• [The problem] Set out each line from the following listing that includes the word "into".

• [Entries]
====
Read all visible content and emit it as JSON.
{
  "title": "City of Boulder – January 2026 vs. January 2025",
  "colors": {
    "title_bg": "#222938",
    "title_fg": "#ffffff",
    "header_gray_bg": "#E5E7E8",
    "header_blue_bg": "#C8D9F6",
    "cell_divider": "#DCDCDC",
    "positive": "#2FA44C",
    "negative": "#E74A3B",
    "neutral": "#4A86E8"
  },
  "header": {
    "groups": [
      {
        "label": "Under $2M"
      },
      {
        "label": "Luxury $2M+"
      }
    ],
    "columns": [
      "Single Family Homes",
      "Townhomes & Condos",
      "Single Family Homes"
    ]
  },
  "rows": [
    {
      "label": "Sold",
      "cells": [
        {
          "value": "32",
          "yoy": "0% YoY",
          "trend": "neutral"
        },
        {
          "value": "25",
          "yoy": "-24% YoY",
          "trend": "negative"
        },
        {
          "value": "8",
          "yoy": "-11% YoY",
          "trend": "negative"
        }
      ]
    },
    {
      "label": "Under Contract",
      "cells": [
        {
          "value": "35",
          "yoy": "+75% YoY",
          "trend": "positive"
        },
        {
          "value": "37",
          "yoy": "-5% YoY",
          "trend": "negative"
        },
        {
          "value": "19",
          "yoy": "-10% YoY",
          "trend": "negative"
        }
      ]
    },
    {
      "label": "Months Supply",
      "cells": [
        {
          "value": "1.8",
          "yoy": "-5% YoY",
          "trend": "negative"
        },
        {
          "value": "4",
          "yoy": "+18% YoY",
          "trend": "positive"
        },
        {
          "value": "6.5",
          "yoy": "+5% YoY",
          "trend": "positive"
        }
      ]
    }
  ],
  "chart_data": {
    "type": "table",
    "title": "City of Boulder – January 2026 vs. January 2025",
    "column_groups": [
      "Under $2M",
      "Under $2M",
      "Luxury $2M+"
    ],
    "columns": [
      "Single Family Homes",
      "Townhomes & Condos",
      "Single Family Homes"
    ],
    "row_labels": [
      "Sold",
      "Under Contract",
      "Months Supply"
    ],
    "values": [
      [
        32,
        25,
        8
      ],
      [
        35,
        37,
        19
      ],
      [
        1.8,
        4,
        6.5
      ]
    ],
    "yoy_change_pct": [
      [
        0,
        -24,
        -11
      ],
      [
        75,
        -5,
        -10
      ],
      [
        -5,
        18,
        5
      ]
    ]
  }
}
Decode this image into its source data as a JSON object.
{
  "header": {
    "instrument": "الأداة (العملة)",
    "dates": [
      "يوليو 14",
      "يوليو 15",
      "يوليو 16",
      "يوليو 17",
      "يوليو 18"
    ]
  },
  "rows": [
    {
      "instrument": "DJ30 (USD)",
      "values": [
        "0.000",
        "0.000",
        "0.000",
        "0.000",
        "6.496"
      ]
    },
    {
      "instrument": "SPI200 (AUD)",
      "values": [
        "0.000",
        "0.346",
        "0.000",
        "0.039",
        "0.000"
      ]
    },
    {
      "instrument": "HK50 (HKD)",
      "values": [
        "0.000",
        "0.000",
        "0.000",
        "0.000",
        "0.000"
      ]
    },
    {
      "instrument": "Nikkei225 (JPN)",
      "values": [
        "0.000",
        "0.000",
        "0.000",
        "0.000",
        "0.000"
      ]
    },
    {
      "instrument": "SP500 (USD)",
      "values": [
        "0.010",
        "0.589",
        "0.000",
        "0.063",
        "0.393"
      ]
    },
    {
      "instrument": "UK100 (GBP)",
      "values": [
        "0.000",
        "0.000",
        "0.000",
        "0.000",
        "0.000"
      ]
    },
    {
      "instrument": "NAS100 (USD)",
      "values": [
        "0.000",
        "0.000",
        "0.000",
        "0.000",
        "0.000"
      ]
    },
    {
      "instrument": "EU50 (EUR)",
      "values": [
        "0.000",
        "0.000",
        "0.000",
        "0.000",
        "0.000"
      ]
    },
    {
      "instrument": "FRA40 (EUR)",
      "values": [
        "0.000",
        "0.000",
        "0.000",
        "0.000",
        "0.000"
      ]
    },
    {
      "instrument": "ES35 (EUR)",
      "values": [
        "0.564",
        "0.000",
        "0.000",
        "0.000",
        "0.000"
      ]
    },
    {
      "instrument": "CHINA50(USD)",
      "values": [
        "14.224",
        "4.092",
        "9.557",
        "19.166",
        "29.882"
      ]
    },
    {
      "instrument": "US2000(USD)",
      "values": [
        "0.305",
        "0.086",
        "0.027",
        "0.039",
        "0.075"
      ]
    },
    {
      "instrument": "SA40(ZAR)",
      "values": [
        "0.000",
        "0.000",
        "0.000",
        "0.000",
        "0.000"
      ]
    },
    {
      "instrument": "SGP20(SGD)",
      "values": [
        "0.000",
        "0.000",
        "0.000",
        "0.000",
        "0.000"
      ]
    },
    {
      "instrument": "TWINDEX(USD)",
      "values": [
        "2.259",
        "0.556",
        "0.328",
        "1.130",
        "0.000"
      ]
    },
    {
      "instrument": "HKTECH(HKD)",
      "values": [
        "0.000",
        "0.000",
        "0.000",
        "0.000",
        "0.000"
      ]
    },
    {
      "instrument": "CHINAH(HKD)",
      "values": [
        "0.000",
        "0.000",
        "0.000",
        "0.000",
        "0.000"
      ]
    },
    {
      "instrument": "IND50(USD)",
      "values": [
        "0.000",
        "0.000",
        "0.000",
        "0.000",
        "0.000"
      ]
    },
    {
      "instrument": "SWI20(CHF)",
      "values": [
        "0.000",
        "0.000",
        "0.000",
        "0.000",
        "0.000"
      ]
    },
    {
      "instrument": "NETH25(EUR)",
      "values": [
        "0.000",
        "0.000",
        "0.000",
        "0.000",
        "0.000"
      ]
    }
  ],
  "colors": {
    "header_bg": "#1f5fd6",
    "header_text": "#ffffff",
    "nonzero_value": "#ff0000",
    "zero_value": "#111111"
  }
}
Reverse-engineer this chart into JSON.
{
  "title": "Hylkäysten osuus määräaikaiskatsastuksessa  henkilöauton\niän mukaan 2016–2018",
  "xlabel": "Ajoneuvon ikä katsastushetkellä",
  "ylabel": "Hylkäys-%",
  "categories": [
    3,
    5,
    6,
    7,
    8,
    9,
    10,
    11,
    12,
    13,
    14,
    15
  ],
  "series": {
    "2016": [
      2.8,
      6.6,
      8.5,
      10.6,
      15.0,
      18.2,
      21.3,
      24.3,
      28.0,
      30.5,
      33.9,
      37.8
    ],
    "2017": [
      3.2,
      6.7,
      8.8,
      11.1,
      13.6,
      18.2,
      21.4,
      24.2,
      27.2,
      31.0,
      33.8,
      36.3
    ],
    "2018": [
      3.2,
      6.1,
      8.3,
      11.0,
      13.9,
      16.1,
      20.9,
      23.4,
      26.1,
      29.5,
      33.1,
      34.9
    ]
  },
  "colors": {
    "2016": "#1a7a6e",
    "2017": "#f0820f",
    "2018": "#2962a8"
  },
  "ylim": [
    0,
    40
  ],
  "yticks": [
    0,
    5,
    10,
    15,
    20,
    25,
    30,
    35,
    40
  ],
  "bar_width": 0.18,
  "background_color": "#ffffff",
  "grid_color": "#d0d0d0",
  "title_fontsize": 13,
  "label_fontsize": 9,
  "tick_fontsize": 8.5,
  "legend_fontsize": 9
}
====
• [Exercise solution]
Decode this image into its source data as a JSON object.
Reverse-engineer this chart into JSON.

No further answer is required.